====== Record list ======

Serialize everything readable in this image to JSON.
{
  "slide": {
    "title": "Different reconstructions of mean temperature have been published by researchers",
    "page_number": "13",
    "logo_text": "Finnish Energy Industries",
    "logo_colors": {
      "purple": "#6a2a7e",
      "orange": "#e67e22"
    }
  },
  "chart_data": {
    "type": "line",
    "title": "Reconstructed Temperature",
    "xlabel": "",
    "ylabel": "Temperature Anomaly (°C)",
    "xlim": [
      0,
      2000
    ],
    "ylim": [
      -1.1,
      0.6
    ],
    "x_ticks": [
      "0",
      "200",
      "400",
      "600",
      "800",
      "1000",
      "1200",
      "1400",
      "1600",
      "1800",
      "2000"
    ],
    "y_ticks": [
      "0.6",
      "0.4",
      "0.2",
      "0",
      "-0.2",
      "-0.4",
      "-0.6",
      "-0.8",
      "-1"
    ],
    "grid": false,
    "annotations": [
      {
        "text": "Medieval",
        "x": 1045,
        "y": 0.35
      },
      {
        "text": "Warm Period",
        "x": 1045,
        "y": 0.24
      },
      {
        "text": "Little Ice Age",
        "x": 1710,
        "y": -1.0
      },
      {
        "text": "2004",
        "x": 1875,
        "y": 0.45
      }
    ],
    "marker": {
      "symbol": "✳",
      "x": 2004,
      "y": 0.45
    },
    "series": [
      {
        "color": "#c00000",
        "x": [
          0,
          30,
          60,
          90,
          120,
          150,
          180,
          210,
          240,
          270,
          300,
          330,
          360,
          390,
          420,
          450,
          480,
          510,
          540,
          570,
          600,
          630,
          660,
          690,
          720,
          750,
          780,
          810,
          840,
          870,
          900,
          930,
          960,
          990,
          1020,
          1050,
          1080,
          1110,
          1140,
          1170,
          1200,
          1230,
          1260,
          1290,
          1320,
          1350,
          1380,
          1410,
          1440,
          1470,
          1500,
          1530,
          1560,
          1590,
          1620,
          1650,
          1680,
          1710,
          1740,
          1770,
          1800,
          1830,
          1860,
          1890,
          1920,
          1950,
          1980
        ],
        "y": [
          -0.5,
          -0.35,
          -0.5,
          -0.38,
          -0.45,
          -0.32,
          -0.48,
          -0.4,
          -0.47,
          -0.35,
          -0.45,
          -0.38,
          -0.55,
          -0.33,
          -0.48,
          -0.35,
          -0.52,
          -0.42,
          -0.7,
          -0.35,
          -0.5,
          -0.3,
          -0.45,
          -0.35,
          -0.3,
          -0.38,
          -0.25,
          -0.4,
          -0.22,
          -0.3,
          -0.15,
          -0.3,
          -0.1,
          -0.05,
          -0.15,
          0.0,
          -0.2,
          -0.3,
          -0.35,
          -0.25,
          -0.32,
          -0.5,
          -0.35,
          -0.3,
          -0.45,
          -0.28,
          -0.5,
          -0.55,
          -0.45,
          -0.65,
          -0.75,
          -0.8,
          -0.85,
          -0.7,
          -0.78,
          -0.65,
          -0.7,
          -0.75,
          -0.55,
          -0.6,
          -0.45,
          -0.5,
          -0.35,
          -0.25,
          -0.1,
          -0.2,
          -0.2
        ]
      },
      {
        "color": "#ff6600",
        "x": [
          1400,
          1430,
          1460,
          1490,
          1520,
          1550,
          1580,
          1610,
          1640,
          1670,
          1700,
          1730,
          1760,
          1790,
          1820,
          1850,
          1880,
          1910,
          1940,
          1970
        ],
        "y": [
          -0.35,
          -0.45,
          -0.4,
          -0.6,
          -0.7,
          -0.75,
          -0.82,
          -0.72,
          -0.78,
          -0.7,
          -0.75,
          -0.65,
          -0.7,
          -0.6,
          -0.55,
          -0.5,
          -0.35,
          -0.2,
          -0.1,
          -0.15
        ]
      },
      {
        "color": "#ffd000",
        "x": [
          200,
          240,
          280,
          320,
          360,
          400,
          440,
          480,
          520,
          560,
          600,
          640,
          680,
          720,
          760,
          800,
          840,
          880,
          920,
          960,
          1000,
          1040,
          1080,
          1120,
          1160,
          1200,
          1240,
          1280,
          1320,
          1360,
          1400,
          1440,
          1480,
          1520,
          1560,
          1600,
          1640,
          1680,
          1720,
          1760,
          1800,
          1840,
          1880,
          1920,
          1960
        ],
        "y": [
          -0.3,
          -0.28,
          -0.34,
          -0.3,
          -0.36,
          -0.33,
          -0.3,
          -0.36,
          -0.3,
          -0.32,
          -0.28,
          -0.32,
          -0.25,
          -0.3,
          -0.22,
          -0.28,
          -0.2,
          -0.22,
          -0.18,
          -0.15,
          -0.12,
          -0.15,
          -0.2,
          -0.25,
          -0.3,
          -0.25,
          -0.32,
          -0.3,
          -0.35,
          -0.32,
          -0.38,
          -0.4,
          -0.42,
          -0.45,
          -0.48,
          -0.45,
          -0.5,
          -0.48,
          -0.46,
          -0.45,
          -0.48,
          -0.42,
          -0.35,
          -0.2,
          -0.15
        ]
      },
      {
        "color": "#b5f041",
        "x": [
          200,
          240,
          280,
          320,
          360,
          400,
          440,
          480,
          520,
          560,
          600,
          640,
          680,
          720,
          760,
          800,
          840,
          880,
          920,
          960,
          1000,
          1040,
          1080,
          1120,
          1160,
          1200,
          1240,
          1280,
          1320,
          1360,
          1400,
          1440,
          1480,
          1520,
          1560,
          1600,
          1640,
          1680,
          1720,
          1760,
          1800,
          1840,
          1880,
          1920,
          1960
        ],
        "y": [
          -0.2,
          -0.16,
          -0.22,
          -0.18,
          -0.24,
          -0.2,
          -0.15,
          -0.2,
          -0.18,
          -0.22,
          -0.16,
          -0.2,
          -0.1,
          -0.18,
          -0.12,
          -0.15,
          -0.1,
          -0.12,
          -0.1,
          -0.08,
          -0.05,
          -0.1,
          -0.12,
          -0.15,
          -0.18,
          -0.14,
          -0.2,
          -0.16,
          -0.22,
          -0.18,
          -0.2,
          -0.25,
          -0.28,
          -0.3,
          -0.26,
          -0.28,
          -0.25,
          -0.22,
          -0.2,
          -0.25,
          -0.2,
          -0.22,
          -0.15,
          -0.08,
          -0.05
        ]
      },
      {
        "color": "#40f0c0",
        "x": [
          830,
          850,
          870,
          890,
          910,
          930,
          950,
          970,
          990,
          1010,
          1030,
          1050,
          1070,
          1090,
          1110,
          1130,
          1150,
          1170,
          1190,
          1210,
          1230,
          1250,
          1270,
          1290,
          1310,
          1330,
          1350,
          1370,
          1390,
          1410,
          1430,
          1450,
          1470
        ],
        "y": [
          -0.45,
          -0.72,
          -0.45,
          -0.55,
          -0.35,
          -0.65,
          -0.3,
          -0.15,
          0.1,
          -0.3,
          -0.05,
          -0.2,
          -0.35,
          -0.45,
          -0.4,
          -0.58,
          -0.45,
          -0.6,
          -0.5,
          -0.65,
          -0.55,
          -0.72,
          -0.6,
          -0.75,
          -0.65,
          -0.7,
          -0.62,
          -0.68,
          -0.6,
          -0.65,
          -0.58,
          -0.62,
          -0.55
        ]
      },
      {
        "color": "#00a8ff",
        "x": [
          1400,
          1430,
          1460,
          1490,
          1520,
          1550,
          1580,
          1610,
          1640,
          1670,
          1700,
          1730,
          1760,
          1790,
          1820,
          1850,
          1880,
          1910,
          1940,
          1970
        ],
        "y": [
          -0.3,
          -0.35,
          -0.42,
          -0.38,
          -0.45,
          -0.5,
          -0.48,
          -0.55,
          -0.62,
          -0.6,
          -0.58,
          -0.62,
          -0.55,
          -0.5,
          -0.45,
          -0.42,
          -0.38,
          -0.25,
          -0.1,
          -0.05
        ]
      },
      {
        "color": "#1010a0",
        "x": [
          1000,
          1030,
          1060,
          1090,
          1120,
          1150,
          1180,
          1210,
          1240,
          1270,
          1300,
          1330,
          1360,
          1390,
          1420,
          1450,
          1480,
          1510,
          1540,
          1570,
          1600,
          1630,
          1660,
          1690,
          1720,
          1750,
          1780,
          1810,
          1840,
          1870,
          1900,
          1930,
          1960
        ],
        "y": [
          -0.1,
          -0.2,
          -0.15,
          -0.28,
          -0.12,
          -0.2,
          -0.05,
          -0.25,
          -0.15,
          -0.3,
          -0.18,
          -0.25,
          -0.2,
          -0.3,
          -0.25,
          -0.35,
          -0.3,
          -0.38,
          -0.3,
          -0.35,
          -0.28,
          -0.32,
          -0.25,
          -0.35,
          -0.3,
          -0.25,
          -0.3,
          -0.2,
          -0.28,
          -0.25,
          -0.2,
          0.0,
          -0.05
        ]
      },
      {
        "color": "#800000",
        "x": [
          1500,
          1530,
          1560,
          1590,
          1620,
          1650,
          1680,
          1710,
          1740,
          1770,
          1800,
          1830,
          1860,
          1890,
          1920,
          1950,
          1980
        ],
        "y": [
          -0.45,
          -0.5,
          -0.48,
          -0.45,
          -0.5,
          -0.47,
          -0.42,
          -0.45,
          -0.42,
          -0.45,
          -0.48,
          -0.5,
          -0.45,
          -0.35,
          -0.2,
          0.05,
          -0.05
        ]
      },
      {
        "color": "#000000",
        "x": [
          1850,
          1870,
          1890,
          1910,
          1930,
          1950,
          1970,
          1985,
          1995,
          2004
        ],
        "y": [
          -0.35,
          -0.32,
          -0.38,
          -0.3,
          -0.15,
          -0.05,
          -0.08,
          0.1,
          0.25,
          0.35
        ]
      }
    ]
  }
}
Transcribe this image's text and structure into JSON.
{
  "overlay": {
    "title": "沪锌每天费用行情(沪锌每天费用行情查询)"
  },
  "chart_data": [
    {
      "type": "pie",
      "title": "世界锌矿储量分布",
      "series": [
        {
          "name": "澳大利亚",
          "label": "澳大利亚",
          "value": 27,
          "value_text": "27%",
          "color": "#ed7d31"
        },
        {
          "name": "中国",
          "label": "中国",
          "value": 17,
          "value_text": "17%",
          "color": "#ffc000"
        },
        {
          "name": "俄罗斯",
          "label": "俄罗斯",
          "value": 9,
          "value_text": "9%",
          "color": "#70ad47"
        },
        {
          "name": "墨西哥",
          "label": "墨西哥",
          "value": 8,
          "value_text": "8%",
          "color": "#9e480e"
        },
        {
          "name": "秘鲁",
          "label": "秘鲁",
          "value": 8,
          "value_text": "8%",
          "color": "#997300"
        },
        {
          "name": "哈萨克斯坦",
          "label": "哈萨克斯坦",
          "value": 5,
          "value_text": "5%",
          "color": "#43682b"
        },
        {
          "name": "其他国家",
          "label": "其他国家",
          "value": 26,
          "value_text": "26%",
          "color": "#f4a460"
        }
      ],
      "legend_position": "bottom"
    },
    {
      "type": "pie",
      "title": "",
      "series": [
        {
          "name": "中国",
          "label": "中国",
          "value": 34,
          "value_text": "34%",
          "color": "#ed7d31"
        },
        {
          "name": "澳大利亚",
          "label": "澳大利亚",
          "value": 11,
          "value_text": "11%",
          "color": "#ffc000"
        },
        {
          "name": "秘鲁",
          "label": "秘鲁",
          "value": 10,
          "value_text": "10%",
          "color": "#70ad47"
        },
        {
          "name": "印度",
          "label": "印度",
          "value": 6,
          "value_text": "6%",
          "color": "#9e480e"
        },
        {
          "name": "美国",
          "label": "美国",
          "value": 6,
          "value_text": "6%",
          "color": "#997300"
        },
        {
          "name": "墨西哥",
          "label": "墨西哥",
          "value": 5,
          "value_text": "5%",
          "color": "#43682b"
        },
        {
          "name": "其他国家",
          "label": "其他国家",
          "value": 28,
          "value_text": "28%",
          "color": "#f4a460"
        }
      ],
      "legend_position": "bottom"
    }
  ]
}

======

- Exercise brief: Copy out each line in the listing that has the word "this".

- The result:
Serialize everything readable in this image to JSON.
Transcribe this image's text and structure into JSON.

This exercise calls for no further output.